Tally the lines with the word "your" and report the number alone.

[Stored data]
------------------------------------------------------------------------
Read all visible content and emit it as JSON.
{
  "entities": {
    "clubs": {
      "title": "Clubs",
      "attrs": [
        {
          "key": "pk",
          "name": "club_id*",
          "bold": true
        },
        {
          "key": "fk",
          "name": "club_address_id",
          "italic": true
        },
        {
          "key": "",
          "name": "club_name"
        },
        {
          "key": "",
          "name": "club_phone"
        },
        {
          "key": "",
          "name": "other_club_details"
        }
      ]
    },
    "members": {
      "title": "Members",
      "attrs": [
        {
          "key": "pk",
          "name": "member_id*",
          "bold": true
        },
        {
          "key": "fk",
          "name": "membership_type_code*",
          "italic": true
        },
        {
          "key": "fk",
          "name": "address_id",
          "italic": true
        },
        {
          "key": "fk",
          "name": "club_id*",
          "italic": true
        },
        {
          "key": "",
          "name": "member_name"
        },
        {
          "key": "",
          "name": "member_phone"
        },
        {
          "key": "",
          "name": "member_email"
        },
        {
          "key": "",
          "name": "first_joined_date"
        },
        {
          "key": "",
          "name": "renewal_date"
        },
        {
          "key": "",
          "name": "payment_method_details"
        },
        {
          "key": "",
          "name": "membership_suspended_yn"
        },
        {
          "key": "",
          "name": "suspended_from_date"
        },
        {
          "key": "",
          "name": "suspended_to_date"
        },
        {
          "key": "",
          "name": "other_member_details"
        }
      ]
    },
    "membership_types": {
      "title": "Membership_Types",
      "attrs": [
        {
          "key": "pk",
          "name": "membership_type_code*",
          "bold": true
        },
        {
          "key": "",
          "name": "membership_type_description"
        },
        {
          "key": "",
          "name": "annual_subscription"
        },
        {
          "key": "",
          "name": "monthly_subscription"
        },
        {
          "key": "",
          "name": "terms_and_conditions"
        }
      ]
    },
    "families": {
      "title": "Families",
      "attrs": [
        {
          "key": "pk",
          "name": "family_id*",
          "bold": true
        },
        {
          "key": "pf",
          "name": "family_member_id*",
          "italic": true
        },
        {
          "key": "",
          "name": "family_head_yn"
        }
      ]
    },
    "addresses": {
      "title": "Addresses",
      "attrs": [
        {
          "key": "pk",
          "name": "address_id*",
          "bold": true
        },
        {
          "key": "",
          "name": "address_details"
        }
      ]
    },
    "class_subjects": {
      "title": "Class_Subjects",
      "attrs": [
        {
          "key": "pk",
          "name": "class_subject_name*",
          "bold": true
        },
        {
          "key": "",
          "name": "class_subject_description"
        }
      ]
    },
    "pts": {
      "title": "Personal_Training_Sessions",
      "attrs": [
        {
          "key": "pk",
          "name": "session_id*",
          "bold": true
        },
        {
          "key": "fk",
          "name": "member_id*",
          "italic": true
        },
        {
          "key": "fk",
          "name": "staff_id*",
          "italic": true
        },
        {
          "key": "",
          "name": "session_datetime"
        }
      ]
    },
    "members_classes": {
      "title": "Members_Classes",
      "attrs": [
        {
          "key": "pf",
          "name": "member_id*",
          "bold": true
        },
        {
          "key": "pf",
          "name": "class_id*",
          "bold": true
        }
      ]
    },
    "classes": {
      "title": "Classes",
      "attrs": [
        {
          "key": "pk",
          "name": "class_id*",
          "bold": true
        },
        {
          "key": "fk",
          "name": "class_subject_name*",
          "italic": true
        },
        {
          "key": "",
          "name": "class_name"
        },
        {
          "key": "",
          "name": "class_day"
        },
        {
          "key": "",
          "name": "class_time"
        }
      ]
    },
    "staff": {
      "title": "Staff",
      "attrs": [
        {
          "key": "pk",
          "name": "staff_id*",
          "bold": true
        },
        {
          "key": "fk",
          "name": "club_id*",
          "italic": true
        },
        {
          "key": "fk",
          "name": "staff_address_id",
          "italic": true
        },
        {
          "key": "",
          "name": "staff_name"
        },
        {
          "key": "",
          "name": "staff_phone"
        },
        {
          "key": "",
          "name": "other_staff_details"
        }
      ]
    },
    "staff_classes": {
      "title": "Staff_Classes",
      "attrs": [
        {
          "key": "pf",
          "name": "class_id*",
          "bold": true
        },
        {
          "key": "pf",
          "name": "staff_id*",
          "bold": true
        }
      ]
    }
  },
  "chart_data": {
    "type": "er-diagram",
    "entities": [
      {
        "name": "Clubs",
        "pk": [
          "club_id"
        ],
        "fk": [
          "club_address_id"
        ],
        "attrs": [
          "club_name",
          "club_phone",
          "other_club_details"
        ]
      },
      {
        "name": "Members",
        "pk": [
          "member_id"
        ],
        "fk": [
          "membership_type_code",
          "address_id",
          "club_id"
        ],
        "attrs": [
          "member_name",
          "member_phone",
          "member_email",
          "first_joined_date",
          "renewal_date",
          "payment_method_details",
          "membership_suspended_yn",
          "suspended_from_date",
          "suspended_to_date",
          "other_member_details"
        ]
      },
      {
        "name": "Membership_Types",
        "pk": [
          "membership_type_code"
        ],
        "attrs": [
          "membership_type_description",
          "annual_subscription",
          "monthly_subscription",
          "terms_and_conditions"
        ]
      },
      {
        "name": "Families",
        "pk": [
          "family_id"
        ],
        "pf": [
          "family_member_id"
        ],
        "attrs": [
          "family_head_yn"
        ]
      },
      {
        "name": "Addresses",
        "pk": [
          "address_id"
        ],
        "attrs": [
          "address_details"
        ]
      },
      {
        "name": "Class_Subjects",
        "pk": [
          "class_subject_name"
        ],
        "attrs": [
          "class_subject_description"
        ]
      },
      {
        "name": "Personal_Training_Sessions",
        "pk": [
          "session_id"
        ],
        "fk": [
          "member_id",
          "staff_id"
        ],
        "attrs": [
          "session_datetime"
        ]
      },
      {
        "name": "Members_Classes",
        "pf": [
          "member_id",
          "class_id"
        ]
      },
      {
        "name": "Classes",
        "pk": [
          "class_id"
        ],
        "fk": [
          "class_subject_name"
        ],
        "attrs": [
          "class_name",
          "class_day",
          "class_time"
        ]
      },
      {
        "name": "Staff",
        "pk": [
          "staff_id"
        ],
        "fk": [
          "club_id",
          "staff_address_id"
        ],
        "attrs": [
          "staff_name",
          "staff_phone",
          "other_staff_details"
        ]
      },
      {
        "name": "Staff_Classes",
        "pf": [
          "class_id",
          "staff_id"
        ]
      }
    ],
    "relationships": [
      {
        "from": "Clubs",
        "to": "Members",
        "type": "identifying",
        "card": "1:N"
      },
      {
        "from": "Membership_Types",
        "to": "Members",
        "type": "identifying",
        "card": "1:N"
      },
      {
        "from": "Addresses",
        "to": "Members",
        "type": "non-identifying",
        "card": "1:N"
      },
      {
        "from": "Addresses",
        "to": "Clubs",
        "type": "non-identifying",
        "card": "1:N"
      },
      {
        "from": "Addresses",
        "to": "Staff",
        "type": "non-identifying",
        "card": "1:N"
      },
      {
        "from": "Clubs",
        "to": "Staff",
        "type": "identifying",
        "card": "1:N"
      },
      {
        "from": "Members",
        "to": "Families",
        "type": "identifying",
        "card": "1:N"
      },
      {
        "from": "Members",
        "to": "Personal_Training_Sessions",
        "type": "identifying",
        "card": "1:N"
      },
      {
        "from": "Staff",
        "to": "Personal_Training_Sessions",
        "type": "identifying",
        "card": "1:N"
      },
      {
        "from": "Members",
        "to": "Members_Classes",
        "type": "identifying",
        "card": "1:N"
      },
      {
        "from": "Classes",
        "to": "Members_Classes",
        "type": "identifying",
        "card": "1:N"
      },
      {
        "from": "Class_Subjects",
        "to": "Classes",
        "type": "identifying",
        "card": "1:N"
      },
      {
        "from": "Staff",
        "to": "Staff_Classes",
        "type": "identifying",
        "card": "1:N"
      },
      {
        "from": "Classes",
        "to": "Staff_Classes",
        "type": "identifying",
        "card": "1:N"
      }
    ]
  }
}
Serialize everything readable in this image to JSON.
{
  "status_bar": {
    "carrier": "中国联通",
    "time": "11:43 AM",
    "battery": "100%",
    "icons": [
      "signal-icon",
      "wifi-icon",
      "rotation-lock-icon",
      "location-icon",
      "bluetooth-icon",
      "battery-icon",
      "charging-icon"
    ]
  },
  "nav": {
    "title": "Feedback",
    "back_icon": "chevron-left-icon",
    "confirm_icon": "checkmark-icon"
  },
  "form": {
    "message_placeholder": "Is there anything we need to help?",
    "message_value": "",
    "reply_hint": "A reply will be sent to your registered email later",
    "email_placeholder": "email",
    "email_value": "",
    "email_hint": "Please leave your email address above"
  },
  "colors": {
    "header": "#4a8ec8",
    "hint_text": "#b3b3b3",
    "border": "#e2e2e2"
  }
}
------------------------------------------------------------------------
* **REPLY**
2